Data extract —
• • •
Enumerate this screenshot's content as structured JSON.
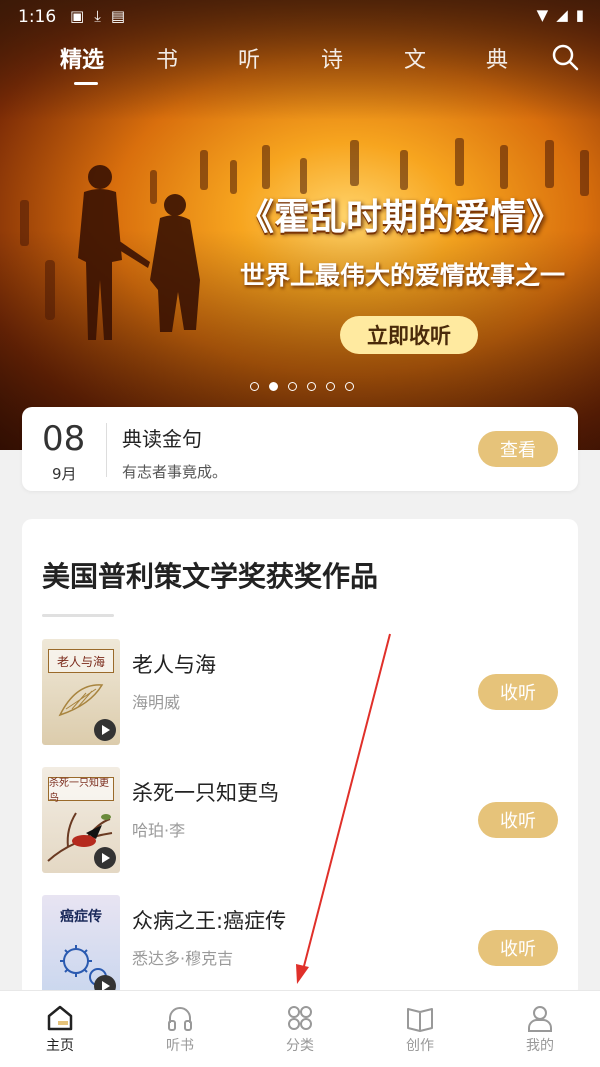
{
  "status_bar": {
    "time": "1:16"
  },
  "top_tabs": [
    {
      "label": "精选",
      "active": true
    },
    {
      "label": "书"
    },
    {
      "label": "听"
    },
    {
      "label": "诗"
    },
    {
      "label": "文"
    },
    {
      "label": "典"
    }
  ],
  "banner": {
    "title": "《霍乱时期的爱情》",
    "subtitle": "世界上最伟大的爱情故事之一",
    "button": "立即收听",
    "active_dot_index": 1,
    "dot_count": 6
  },
  "daily": {
    "day": "08",
    "month": "9月",
    "title": "典读金句",
    "quote": "有志者事竟成。",
    "button": "查看"
  },
  "section": {
    "title": "美国普利策文学奖获奖作品",
    "books": [
      {
        "name": "老人与海",
        "author": "海明威",
        "cover_title": "老人与海",
        "button": "收听"
      },
      {
        "name": "杀死一只知更鸟",
        "author": "哈珀·李",
        "cover_title": "杀死一只知更鸟",
        "button": "收听"
      },
      {
        "name": "众病之王:癌症传",
        "author": "悉达多·穆克吉",
        "cover_title": "癌症传",
        "button": "收听"
      }
    ]
  },
  "bottom_nav": [
    {
      "label": "主页",
      "icon": "home-icon",
      "active": true
    },
    {
      "label": "听书",
      "icon": "headphones-icon"
    },
    {
      "label": "分类",
      "icon": "category-grid-icon"
    },
    {
      "label": "创作",
      "icon": "open-book-icon"
    },
    {
      "label": "我的",
      "icon": "person-icon"
    }
  ],
  "colors": {
    "gold": "#e6c37a",
    "banner_button": "#ffeaa0",
    "annotation_arrow": "#e0302a"
  }
}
• • •
Problem statement — Each line with the string "name" in it needs to be found and copied.

The solution —
        "name": "老人与海",
        "name": "杀死一只知更鸟",
        "name": "众病之王:癌症传",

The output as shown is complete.